Stated task: Identify every line containing the word "object" and reproduce each one.

Source material:
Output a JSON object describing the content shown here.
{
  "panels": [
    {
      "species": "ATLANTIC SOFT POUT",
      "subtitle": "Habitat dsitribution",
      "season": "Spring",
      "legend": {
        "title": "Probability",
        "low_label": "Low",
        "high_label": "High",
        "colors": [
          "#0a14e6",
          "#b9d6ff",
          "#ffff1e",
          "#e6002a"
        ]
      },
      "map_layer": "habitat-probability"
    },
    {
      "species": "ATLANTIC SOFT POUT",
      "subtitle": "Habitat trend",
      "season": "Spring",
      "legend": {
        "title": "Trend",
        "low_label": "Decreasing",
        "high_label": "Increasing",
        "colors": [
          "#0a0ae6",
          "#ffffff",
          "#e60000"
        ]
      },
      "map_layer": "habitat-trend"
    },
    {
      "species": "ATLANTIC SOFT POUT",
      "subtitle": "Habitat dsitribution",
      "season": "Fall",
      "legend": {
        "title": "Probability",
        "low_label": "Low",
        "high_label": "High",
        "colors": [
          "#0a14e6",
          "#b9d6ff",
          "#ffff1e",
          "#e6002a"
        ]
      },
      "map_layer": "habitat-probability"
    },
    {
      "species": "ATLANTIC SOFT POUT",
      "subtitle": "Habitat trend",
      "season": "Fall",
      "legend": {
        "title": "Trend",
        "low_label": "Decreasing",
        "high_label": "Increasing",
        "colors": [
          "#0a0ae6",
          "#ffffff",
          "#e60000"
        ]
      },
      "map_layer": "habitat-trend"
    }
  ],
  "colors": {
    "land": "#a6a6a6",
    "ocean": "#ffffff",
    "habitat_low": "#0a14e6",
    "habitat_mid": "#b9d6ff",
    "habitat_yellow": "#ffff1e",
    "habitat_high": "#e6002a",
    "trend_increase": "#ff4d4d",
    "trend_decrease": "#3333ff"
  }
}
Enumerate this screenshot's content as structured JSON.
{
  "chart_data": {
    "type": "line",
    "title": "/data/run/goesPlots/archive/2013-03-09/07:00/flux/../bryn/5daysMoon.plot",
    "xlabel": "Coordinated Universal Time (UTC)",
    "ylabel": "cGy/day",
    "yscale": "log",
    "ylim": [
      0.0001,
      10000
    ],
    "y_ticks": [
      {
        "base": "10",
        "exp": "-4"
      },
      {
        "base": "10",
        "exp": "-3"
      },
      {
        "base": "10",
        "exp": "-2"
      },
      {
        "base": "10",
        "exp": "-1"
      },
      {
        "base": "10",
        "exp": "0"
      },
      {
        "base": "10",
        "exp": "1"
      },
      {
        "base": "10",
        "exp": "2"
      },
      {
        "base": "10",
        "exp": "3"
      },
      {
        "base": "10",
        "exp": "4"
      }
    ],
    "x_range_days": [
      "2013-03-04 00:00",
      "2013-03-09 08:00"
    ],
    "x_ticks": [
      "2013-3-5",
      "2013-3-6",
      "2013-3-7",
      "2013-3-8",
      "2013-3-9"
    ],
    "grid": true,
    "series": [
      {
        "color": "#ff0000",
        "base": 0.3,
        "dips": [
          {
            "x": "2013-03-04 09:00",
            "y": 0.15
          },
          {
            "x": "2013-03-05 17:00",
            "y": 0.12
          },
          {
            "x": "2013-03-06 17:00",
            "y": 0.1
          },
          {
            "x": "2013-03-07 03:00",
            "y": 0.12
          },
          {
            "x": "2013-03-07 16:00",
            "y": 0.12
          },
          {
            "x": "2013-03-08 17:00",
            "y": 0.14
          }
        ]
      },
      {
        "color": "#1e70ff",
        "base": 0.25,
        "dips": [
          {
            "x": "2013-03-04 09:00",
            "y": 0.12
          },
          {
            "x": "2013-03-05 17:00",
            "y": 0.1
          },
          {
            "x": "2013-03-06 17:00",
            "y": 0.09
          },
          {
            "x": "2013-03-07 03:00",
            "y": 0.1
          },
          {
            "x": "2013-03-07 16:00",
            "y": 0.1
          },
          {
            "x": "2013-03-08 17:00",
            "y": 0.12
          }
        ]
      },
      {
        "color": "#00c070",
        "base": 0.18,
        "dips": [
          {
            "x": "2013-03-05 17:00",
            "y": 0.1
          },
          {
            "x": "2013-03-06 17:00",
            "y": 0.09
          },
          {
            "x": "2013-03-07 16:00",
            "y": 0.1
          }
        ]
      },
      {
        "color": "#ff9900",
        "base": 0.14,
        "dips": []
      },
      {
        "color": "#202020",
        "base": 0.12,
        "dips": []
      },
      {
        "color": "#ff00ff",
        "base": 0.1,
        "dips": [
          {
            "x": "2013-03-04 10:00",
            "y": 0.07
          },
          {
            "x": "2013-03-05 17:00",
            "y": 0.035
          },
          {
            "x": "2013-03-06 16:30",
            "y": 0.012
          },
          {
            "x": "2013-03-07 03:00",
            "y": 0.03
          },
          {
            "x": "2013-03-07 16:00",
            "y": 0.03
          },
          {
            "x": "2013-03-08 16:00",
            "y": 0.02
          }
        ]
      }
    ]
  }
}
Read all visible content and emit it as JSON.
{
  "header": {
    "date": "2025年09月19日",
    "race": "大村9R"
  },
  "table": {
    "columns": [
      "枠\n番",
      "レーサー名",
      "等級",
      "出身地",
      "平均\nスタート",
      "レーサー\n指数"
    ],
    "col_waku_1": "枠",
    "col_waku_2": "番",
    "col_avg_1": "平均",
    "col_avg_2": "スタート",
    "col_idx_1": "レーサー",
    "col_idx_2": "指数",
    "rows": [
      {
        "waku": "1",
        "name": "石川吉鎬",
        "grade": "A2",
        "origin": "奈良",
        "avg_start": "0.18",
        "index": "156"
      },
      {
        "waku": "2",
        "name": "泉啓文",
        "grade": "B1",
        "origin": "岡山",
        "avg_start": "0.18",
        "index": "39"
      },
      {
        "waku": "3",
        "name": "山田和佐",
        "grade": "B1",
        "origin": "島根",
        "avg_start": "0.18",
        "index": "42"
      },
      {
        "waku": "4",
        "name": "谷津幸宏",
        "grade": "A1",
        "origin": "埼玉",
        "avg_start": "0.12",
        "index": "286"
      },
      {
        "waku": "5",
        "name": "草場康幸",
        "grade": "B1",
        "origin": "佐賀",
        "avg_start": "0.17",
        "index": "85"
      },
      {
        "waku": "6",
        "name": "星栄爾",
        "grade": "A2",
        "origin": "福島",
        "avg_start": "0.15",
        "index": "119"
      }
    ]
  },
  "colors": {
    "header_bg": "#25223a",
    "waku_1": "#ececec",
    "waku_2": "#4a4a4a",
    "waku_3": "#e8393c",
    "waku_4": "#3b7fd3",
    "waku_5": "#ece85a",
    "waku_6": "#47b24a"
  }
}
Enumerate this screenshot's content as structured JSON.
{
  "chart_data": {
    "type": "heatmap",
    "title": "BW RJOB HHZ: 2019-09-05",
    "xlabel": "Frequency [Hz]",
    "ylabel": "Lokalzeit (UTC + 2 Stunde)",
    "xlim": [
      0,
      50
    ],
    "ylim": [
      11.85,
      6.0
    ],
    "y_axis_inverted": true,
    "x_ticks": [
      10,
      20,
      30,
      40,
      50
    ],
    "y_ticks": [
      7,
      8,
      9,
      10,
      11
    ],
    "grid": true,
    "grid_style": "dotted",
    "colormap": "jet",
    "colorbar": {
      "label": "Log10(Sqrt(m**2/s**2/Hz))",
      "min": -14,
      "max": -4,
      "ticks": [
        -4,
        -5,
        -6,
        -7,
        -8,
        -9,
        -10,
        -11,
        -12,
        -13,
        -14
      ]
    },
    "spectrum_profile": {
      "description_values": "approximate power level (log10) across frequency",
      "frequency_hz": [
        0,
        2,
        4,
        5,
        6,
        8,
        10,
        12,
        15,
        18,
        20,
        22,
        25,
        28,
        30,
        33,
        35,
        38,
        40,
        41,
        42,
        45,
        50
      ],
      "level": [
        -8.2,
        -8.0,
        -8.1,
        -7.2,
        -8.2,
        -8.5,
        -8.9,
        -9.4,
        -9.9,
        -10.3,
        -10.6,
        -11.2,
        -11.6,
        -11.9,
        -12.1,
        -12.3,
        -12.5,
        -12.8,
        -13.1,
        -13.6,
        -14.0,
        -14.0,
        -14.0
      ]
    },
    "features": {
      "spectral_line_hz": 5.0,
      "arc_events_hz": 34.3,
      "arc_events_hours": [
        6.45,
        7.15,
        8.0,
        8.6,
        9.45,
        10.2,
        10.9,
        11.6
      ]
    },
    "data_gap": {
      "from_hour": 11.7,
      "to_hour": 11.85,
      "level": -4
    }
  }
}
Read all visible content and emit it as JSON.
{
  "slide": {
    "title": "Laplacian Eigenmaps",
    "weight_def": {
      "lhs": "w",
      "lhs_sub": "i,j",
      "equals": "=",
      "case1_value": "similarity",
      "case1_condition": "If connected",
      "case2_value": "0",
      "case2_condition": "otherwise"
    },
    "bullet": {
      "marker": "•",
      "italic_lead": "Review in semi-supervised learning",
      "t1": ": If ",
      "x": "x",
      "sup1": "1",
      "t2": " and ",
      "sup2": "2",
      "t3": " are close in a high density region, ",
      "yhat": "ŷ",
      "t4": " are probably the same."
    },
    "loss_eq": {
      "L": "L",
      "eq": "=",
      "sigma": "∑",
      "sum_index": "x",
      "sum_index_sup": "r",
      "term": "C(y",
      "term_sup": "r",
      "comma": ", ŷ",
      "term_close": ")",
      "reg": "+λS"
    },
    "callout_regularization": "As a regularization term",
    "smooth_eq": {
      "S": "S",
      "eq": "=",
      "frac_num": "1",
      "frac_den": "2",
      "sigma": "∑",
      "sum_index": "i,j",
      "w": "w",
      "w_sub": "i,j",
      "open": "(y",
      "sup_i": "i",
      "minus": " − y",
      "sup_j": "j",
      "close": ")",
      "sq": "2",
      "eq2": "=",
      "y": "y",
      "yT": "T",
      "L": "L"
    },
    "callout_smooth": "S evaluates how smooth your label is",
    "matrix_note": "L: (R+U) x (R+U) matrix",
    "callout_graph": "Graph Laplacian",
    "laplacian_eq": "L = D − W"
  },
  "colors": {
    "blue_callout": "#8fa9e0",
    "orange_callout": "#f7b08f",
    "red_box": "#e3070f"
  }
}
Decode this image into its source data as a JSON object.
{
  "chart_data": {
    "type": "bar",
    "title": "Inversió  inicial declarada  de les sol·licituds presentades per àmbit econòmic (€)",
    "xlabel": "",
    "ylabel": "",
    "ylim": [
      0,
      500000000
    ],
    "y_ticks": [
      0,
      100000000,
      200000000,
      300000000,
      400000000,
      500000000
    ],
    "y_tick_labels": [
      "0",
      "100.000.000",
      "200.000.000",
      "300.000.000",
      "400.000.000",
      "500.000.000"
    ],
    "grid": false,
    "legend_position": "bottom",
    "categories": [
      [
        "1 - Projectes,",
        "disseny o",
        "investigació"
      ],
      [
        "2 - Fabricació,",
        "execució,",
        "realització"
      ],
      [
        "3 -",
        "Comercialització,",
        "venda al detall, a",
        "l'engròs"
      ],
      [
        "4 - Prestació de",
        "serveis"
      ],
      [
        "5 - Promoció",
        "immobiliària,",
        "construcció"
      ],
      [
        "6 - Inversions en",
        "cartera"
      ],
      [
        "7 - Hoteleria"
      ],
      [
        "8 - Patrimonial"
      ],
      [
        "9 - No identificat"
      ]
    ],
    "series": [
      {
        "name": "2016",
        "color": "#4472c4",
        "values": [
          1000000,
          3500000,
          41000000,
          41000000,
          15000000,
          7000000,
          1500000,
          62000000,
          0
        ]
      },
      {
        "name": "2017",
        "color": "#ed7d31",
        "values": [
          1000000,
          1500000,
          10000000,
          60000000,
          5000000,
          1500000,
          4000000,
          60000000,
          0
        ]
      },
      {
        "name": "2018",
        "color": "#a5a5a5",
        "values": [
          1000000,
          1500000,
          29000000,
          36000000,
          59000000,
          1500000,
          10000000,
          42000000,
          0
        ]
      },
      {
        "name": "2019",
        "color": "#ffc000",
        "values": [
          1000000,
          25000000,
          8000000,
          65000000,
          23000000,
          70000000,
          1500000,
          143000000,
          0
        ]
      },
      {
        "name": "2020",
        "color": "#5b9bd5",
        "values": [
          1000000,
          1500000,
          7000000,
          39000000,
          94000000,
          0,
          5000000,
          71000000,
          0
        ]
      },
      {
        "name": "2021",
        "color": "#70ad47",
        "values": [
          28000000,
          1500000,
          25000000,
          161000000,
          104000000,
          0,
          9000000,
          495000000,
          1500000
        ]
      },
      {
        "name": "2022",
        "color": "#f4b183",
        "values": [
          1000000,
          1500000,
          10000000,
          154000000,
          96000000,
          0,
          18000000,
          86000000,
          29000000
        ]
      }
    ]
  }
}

Expected answer:
Output a JSON object describing the content shown here.
Decode this image into its source data as a JSON object.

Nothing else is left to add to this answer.